**Passage**
Socially Responsible Investing?

The following is a guest blog by Joby Gelbspan, who has leads a ProfDev training every August on Socially Responsible Investing. These trainings are hosted by Socializing for Justice. SoJust is a grassroots, cross-cultural, cross-issue progressive community, network and movement in Boston based on the philosophies of abundance and radical inclusion.

SoJust draws progressives of all stripes that share common progressive values but may work on different issues. We create social spaces in Boston that allow for the possibility of cross-issue connections, and run a monthly ProfDev Series, hosted by The NonProfit Center, which provides affordable professional development trainings to increase our individual capacity for movement building. Robbie Samuels co-founded SoJust in 2006, our 10th anniversary party is on September 22nd. Learn more and RSVP atwww.sojust.org.

Socially Responsible Investing?

Here is Joby’s PowerPoint from her 2016 presentation.

A life immersed in activism and movement-building has blessed me with an abundance of friends who are smart, thoughtful, and committed to making the world a more just and safer place. From employment decisions to daily purchases, most of them understand that their economic choices have important social consequences. But I am frequently surprised by how few progressives and activists feel empowered when it comes to savings and investment — to building wealth.

Whether it’s the intimidating jargon or feeling overwhelmed, or an understandable mistrust of Wall Street, the temptation to check out and keep one’s money under the proverbial mattress is all too common. But the mattress will, of course, not even keep up with inflation. Sustaining a movement requires that we support ourselves and those who depend on us. Refusing to invest is not necessarily the most constructive choice for building a sustainable future personally, or for advancing your vision more broadly.

How can investing be “socially responsible?” The definition should vary from one person to the next, but there’s no reason to assume that valuing social justice is incompatible with successful investing. Like any other form of privilege, wealth is a form of power. To quote Alice Walker, “the most common way people give up their power is by thinking they don’t have any.” Rather than seek to disavow our power, we ought to inhabit it in ways that undermine that and other hierarchies of privilege. To me, “responsibility” means living accountably, and making choices that promote public and planetary health, universal human rights and democracy.

**Given entries**
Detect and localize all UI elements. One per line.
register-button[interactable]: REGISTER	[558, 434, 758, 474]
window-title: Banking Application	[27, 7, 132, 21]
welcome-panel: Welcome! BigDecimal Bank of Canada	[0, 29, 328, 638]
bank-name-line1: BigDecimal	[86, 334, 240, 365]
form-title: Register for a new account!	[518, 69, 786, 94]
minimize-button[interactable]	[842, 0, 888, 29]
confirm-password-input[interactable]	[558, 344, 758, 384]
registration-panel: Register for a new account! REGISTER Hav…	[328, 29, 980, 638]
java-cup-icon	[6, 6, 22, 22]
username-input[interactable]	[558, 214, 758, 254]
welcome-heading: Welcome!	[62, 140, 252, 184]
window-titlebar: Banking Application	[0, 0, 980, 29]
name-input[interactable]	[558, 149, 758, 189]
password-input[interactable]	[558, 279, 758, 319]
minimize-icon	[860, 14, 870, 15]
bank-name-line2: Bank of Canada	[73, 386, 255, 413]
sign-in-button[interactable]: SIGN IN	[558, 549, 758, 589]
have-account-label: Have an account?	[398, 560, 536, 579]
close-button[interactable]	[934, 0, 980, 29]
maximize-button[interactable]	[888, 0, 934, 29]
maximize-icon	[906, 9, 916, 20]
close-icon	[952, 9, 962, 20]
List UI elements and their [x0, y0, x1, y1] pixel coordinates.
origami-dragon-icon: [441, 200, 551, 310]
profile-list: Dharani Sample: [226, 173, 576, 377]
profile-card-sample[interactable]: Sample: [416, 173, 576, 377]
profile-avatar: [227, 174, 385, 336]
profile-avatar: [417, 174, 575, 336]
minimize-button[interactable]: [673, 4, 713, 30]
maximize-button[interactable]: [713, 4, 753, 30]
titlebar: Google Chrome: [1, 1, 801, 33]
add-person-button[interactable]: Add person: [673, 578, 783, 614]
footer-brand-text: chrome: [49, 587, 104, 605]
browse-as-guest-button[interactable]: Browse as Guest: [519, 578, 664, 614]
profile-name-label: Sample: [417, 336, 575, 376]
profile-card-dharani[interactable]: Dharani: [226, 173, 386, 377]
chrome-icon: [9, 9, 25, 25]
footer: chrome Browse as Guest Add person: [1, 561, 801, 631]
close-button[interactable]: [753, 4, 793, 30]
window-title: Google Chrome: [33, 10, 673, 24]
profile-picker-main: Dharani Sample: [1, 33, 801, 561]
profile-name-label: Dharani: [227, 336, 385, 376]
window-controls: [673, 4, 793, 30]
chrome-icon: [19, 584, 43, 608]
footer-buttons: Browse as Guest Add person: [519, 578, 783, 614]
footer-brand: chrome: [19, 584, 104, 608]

**Set of tasks**
**1)** Based on the blog post on socially responsible investing, say whether each statement agrees with it: (a) Robbie Samuels co-founded SoJust in 2006; (b) SoJust itself hosts the monthly ProfDev Series; (c) the author holds that money kept under the mattress keeps pace with inflation. Answer yes or no for each, quoting the words that decide it.
**2)** Write the next part of the blog post on socially responsible investing, picking up after its final sentence.
The material isn't needed for this work.

**Task-by-task answers**
**1)**
(a) Yes: "Robbie Samuels co-founded SoJust in 2006"
(b) No: "run a monthly ProfDev Series, hosted by The NonProfit Center"
(c) No: "the mattress will, of course, not even keep up with inflation"

**2)**
Socially responsible investing has grown into a widespread industry. Today many firms offer products and services to help investors avoid supporting socially or environmentally destructive corporations, for instance excluding weapons, fossil fuels or tobacco corporations. Some also use the assets they manage to build a power-base for more activist corporate engagement, such as filing shareholder resolutions to change corporate policies and practices. If you’re willing to spend a little more time, you can also research your own “picks” according to your priorities, whether you want to focus on companies that build renewable energy alternatives, treat their employees decently, or commit to abstain from corporate lobbying and political contributions.

Financial privilege, like any other, obligates us to take ownership of the effects our decisions have on the broader society, present and future. To me, investing with progressive values means literally owning that privilege, and taking responsibility for my financial choices. This includes sustaining our own future, personal and collective. Most importantly, it means refusing to be intimidated into passivity. If you are clear about your values and goals, your finances should be able to consistently reflect those same priorities.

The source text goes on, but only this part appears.